▶ _EXERCISE_
Reproduce the listing below word for word, leaving out any picture.

▶ _GIVEN ENTRIES_
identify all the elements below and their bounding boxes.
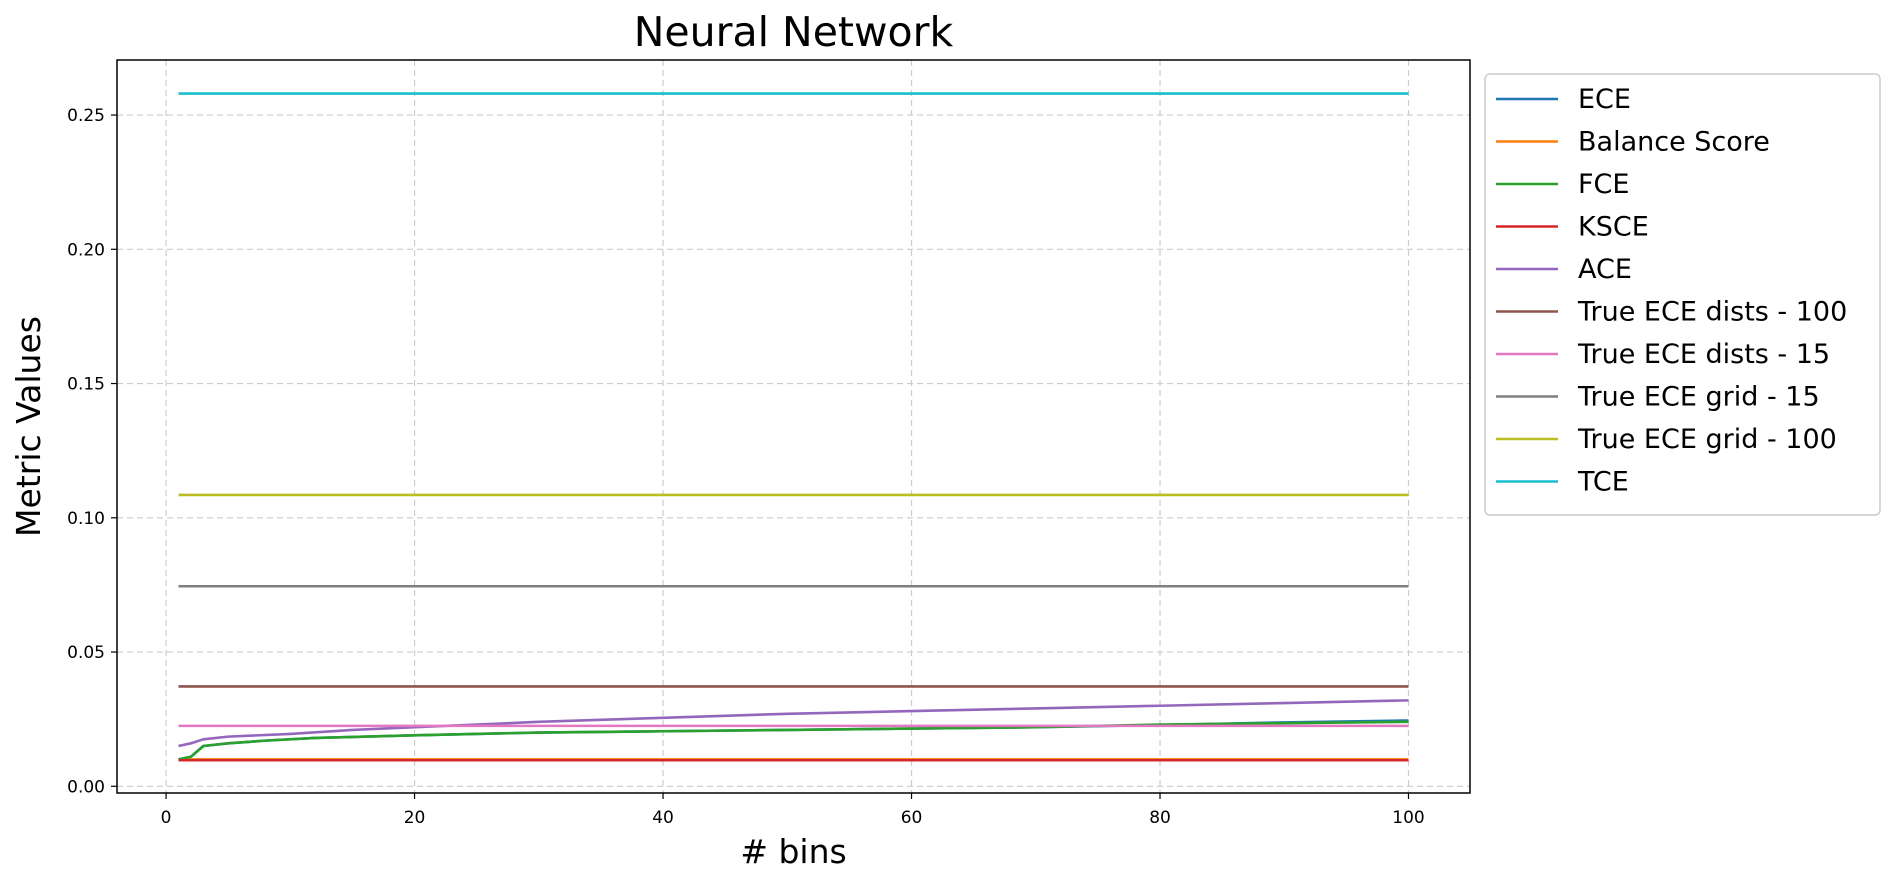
x-tick-label: 40	[652, 808, 674, 828]
y-tick-label: 0.15	[67, 375, 105, 395]
legend-label: True ECE dists - 100	[1577, 297, 1847, 328]
x-tick-label: 80	[1149, 808, 1171, 828]
plot-frame	[116, 59, 1471, 794]
x-tick-label: 20	[404, 808, 426, 828]
x-axis-label: # bins	[740, 832, 846, 871]
x-tick-label: 0	[161, 808, 172, 828]
legend-label: ACE	[1578, 254, 1632, 285]
grid	[117, 60, 1470, 793]
legend-label: FCE	[1578, 169, 1629, 200]
y-tick-label: 0.00	[67, 777, 105, 797]
plot-lines	[178, 92, 1409, 762]
legend-label: KSCE	[1578, 212, 1649, 243]
y-tick-label: 0.20	[67, 240, 105, 260]
chart-title: Neural Network	[634, 8, 954, 56]
legend-label: True ECE dists - 15	[1577, 339, 1830, 370]
x-tick-label: 100	[1392, 808, 1424, 828]
legend-label: Balance Score	[1578, 127, 1770, 158]
legend-label: True ECE grid - 100	[1577, 424, 1837, 455]
legend-box	[1484, 73, 1881, 516]
legend: ECE Balance Score FCE KSCE ACE True ECE dists…	[1484, 73, 1881, 516]
legend-label: True ECE grid - 15	[1577, 382, 1820, 413]
y-tick-label: 0.05	[67, 643, 105, 663]
y-axis-label: Metric Values	[9, 316, 48, 537]
y-tick-label: 0.25	[67, 106, 105, 126]
legend-label: TCE	[1577, 467, 1629, 498]
legend-label: ECE	[1578, 84, 1631, 115]
x-tick-label: 60	[901, 808, 923, 828]
series-line-ace	[178, 699, 1409, 748]
y-tick-label: 0.10	[67, 509, 105, 529]
axis-ticks: 0 20 40 60 80 100 0.00 0.05 0.10 0.15 0.20 0.25	[67, 106, 1425, 828]
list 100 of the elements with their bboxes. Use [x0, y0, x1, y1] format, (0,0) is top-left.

▶ _FULL SOLUTION_
identify all the elements below and their bounding boxes.
x-tick-label: 40	[652, 808, 674, 828]
y-tick-label: 0.15	[67, 375, 105, 395]
legend-label: True ECE dists - 100	[1577, 297, 1847, 328]
x-tick-label: 80	[1149, 808, 1171, 828]
plot-frame	[116, 59, 1471, 794]
x-tick-label: 20	[404, 808, 426, 828]
x-axis-label: # bins	[740, 832, 846, 871]
x-tick-label: 0	[161, 808, 172, 828]
legend-label: ACE	[1578, 254, 1632, 285]
grid	[117, 60, 1470, 793]
legend-label: FCE	[1578, 169, 1629, 200]
y-tick-label: 0.00	[67, 777, 105, 797]
plot-lines	[178, 92, 1409, 762]
legend-label: KSCE	[1578, 212, 1649, 243]
y-tick-label: 0.20	[67, 240, 105, 260]
chart-title: Neural Network	[634, 8, 954, 56]
legend-label: True ECE dists - 15	[1577, 339, 1830, 370]
x-tick-label: 100	[1392, 808, 1424, 828]
legend-label: Balance Score	[1578, 127, 1770, 158]
legend-label: True ECE grid - 100	[1577, 424, 1837, 455]
legend-box	[1484, 73, 1881, 516]
legend: ECE Balance Score FCE KSCE ACE True ECE dists…	[1484, 73, 1881, 516]
legend-label: True ECE grid - 15	[1577, 382, 1820, 413]
y-tick-label: 0.05	[67, 643, 105, 663]
y-axis-label: Metric Values	[9, 316, 48, 537]
y-tick-label: 0.25	[67, 106, 105, 126]
legend-label: TCE	[1577, 467, 1629, 498]
legend-label: ECE	[1578, 84, 1631, 115]
x-tick-label: 60	[901, 808, 923, 828]
series-line-ace	[178, 699, 1409, 748]
y-tick-label: 0.10	[67, 509, 105, 529]
axis-ticks: 0 20 40 60 80 100 0.00 0.05 0.10 0.15 0.20 0.25	[67, 106, 1425, 828]
list 100 of the elements with their bboxes. Use [x0, y0, x1, y1] format, (0,0) is top-left.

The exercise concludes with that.